REQUIRED WORK
Extract every line that contains the word "Opportunities".

--- START GIVEN ENTRIES ---

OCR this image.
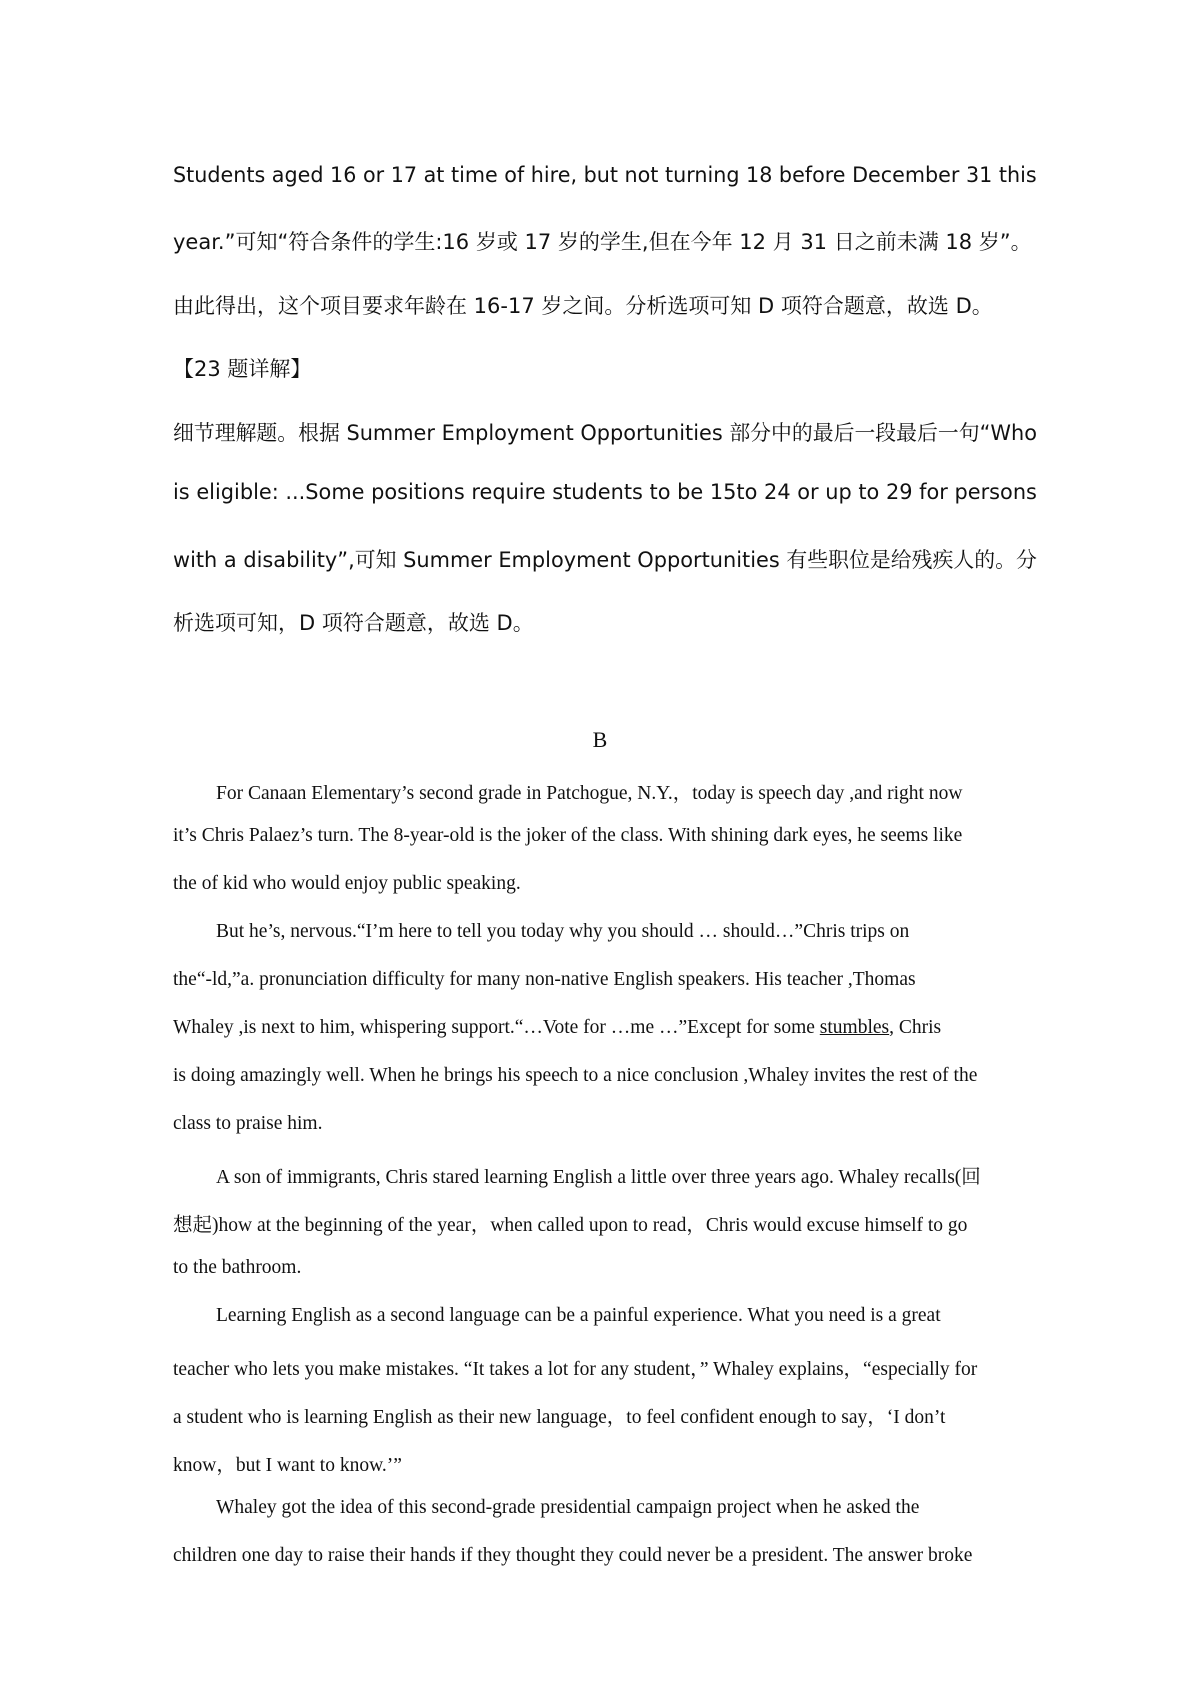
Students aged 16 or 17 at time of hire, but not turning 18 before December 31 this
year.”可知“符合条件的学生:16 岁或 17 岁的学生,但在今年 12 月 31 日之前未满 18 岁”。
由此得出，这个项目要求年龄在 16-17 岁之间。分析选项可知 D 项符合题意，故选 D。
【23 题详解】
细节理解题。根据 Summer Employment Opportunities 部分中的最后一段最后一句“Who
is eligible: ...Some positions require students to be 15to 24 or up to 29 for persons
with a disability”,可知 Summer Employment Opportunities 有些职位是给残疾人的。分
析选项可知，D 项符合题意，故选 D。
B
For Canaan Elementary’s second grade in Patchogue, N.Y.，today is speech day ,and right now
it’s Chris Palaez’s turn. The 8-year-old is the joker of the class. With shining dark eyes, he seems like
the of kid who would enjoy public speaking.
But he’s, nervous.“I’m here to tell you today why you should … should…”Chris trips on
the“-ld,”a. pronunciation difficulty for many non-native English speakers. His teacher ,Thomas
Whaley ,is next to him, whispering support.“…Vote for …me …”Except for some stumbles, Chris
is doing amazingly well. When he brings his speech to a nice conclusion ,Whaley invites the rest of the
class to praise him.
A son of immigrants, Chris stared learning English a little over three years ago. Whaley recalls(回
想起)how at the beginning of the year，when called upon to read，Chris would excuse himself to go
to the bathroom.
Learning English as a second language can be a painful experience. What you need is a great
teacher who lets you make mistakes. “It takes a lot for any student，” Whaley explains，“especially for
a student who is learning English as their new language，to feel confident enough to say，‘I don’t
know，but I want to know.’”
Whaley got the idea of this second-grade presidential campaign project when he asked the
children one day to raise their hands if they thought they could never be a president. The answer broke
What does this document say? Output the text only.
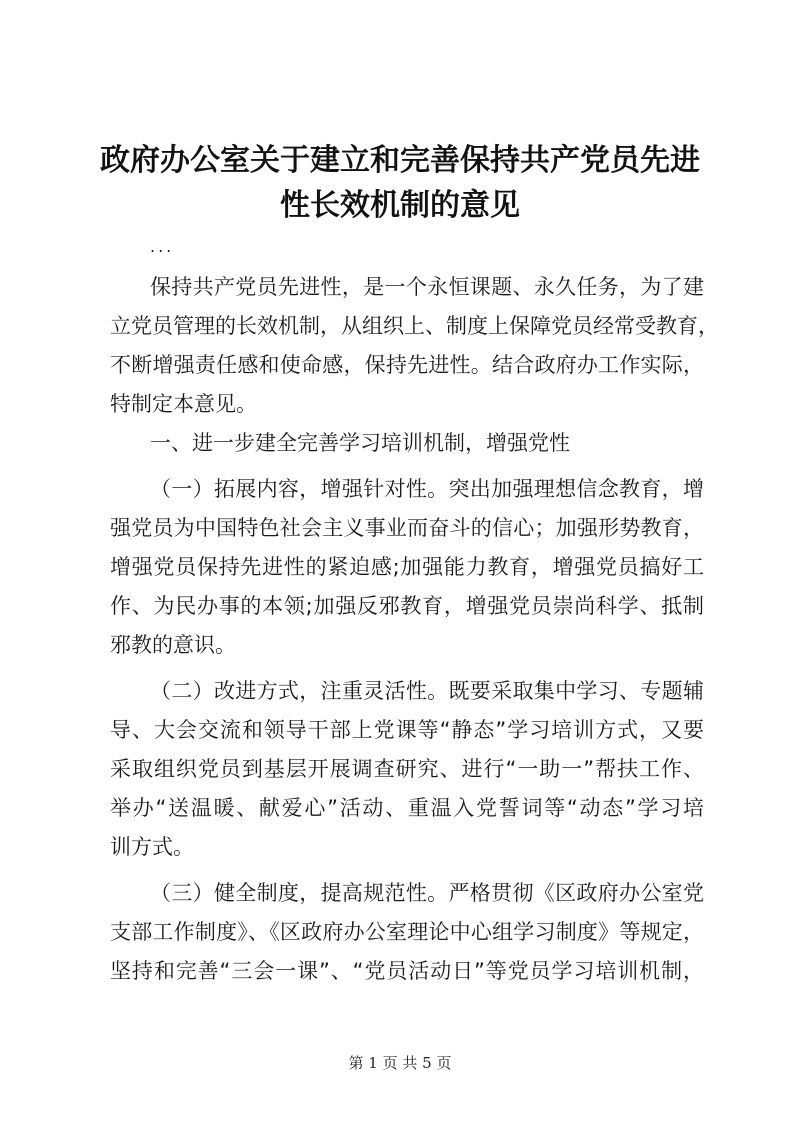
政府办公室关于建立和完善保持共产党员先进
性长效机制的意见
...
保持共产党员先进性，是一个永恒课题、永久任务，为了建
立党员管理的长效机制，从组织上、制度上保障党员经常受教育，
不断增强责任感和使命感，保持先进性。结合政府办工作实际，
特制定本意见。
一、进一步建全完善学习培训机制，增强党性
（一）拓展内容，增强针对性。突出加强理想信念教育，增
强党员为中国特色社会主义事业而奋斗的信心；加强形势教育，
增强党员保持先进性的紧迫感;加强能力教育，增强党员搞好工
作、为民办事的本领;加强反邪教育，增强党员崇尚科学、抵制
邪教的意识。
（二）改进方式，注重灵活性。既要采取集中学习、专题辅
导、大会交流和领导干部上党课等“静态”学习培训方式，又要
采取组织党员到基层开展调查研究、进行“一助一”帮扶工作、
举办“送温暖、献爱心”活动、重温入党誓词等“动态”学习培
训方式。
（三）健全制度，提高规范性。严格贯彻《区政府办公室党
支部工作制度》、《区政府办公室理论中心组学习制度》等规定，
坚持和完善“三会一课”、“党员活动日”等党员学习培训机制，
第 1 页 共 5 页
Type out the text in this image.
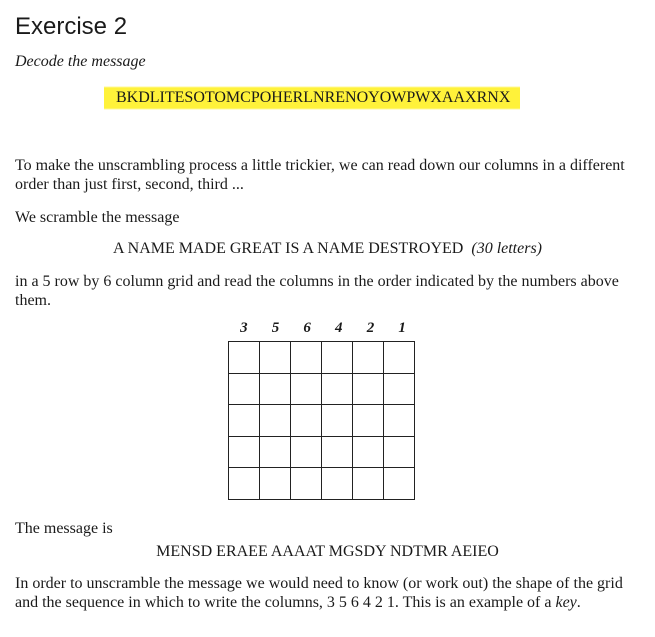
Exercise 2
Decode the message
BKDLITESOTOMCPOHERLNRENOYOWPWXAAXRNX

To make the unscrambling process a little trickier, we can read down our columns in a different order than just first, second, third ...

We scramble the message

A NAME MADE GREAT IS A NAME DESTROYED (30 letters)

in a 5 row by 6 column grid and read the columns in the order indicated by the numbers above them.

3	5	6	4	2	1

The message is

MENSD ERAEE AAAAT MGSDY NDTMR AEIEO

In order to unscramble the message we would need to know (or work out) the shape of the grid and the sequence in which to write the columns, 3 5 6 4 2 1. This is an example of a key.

--- END GIVEN ENTRIES ---

RESULT OF THE TASK
细节理解题。根据 Summer Employment Opportunities 部分中的最后一段最后一句“Who
with a disability”,可知 Summer Employment Opportunities 有些职位是给残疾人的。分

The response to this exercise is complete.